■ Required actions:
A – Say whether each statement agrees with the article on magnetic brain stimulation and auditory working memory. Answer yes or no for each, and quote the article's deciding words. (i) The study tested the treatment on 17 participants. (ii) The researchers delivered their pulses at 10 Hz. (iii) TMS requires hospitalization.
B – In the article on magnetic brain stimulation and auditory working memory, which journal published the McGill University team's paper?
C – Continue the article on magnetic brain stimulation and auditory working memory from the end of its last paragraph.

■ Document extract:
☆ ☆ ☆ ☆ ☆

Try to recall a conversation without hearing it in your head. It’s difficult, because sound impacts our memory formation. That’s why we forget the milk at the store, and leave without the one thing we came for: we heard the instructions, but we didn’t really listen.
Maintaining a sound in your mind’s ear—that is, how we imagine it, keep hearing it, and retrieve it after it’s gone—is called auditory working memory.
This cognitive capacity to keep sounds in mind for a short period of time was the focus of a paper published in Neuron by a team at McGill University’s Brain Imaging Centre. The study tested the efficacy of a non-invasive brain therapy called transcranial magnetic stimulation, or TMS. Using a hand-held device placed against the scalp, the researchers positioned the targeted, oscillating pulses (at 5 Hz) into the brain in order to stimulate nerve cells. (The pulses are reportedly not painful.)
The group found some surprising results. TMS seemed to directly improve the working memory of 17 participants in a recall task. Participants were asked to recognize a melody when the order of notes played back was reversed. After TMS treatment, they were able to remember the series of sounds quicker, and more accurately.
“The most exciting aspect is that we found a causal link between brain and behavior,” Philippe Albouy, one of the study’s co-authors, told The Daily Beast. “TMS is easy to control because the stimulation is focused. When you’re targeting a given brain region, you’re sure that you’re hitting that region.”
TMS was recently granted FDA-approval to treat depression, and the treatment is covered by some health insurance plans. The McGill University study focused on theta wave activity in the auditory dorsal stream, a pathway in the brain that helps us process speech. The group also compared the data to the control condition of TMS at 5 Hz with non-rhythmic pulses. The participants’ brain activity was simultaneously tracked with two technologies: a massive, cocoon-like magnetoencephalography (MEG) scanner, which records the magnetic fields produced by ‘brain waves’; and an electroencephalogram (EEG), a cap-like set of small discs (electrodes) pasted all over the scalp to track the brain’s electrical activity.
“This means that we can use brain activity as a marker for later interventions,” Albouy said. “That’s the interesting part.”
The study’s results suggest broader clinical applications, according to Albouy. TMS, a “relatively painless” tool that doesn’t require anesthesia or hospitalization, has the potential to treat other patients who have deficits in working memory, such as people with Parkinson’s disease or Alzheimer’s disease, or children and adults with ADHD.
“I think you can say that this method could apply to almost everything,” Albouy said. “The only thing is that you have to define a brain marker to a given task. The task can be what you want. It could be attention, visual perception, or memory. Once you have this marker and the region of interest, then you can apply rhythmic stimulation during the task in order to improve performance.”

☆ ☆ ☆ ☆ ☆

■ Information supplied:

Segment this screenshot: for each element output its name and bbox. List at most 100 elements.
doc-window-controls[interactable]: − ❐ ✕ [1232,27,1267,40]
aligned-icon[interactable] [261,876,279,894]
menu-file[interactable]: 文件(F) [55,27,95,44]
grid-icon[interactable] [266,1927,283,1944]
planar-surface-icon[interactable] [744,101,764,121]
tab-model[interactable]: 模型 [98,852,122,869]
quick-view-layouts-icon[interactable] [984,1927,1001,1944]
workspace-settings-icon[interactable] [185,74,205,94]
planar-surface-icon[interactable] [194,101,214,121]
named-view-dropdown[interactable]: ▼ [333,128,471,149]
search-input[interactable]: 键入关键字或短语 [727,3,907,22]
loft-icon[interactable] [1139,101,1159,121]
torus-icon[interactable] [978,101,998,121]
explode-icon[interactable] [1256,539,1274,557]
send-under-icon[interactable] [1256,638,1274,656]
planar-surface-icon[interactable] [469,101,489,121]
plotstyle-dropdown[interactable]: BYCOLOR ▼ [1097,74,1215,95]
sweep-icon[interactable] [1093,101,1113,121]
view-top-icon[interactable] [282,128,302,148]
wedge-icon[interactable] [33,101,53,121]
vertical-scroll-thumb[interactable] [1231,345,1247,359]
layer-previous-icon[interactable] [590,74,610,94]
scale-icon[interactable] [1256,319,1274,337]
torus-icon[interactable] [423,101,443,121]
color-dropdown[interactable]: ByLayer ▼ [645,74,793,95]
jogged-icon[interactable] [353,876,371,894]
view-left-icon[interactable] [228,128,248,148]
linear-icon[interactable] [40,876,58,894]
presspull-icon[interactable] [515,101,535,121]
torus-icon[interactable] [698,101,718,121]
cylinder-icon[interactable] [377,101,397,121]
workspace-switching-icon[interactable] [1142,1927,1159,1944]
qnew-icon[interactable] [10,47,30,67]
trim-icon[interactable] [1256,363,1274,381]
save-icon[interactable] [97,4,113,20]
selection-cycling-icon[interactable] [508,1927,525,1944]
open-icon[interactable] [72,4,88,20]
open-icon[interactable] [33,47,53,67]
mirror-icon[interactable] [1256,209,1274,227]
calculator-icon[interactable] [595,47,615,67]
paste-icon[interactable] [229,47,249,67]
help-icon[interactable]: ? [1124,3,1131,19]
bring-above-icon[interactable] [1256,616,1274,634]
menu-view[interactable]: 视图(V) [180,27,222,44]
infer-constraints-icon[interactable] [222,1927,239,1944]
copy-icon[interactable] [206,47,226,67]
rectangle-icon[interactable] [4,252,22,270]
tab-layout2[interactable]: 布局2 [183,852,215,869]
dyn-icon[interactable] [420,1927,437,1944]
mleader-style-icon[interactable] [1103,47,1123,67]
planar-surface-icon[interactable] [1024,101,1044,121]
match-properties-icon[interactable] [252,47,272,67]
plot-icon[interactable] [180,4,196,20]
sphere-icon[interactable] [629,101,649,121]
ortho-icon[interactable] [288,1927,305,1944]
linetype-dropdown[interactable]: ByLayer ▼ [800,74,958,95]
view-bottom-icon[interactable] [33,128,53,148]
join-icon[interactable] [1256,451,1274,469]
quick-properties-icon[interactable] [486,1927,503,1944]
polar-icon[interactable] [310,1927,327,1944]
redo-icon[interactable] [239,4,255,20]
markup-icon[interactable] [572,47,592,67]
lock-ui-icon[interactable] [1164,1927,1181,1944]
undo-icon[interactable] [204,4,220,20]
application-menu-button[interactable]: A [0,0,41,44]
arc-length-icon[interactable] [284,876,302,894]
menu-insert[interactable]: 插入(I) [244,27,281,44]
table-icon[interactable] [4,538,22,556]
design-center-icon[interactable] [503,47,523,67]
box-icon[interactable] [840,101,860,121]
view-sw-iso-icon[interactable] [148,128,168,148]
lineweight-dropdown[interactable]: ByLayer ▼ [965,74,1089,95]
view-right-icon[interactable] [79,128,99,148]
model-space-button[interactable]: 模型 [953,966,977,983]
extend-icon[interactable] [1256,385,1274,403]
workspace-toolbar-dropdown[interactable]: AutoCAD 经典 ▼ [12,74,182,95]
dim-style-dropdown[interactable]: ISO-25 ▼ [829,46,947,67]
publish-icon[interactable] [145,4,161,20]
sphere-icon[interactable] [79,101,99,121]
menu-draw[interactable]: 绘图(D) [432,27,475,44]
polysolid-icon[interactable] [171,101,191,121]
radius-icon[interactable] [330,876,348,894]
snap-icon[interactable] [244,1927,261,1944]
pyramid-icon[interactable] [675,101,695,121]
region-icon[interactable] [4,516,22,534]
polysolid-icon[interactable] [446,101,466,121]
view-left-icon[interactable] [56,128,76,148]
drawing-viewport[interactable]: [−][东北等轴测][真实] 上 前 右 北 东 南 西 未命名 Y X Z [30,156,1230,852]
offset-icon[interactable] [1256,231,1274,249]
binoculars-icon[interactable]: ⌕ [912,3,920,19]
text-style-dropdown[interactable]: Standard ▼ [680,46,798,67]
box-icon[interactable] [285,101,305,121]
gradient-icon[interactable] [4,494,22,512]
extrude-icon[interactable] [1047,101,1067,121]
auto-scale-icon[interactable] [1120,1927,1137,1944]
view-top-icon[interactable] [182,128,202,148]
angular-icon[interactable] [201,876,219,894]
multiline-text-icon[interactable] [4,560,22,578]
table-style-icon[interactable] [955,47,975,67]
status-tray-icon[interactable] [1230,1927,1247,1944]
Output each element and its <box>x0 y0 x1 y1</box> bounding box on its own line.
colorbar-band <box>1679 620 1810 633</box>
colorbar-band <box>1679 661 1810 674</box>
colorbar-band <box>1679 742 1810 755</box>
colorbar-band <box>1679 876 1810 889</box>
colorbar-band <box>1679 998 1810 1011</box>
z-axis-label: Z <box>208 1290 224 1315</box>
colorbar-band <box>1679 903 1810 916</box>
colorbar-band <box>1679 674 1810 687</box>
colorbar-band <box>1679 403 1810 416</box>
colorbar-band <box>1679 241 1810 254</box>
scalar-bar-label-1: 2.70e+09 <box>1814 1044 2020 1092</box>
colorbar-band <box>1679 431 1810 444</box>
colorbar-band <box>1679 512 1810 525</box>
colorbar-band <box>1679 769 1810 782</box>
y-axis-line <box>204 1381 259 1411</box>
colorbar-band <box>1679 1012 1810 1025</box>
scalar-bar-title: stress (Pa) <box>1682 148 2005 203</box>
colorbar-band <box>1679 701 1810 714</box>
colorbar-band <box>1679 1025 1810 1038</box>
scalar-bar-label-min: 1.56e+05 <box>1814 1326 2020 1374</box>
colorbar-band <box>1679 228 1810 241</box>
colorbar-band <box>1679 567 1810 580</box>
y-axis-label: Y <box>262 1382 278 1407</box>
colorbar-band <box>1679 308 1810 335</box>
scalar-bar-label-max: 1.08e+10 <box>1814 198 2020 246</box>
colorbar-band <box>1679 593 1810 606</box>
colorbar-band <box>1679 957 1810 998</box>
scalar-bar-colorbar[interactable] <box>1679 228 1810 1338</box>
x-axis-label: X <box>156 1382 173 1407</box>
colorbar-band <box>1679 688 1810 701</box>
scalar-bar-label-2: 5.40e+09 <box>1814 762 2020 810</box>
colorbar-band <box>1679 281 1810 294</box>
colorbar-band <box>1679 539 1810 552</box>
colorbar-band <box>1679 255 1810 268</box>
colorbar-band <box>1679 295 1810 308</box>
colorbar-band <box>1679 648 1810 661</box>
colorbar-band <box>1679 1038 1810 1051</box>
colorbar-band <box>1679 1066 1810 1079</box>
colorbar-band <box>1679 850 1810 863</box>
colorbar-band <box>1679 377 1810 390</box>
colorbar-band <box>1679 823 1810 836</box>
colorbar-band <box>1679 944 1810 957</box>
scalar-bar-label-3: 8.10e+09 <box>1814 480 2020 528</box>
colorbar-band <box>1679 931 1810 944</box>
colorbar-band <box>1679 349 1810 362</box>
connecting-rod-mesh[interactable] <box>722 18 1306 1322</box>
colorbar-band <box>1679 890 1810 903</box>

☆ ☆ ☆ ☆ ☆

■ Answers by task:
A –
(i) Yes: "TMS seemed to directly improve the working memory of 17 participants in a recall task."
(ii) No: "oscillating pulses (at 5 Hz)"
(iii) No: "doesn’t require anesthesia or hospitalization"

B – Neuron.

C –
Though TMS is an emerging, experimental technology, some studies have shown—though at times with mixed results—that the technique has the potential to improve the lives of people with autism and post-traumatic stress disorder (PTSD), and those who struggle with addiction, and chronic pain. A similar study in Science by a team of researchers at the University of Wisconsin-Madison demonstrated that TMS can help us remember: Recent memories can be brought back, and recalled.
Yet researchers haven’t found a way to help participants sustain their improved working memory. Typically, their performance plummets after leaving the TMS machine behind.
Albouy’s team is working on this problem. He’s currently developing a study with HIV-positive patients who are coping with memory deficits.
“We are trying to see if we can observe any after effects. Then, we will apply it to a clinical population, step by step,” Albouy said. “We’re trying to find some patterns. It’s a promising approach.”
The TMS technique described in the study has the potential to be ready for clinical applications in as soon as a year (next spring), Albouy said. “I’m not sure. I can’t really predict it. We are really in the early stages of this approach, so it’s difficult to predict,” he said.
Another future path for research is how sound impacts long-term, rather than working, memory. Evocative or emotionally-charged sounds can change what we can remember—and what we forget. Sound can take over what we think and how we feel. It’s how a song takes you back. It’s how accents move through families and time zones. It’s anticipating the pause before someone tries to pronounce your last name. (The author's last name, for example, “Beebe,” is pronounced bee-bee, like two insects buzzing.) It’s the lilt in the voice of the person you love, the music of how they talk or laugh or scream or sing.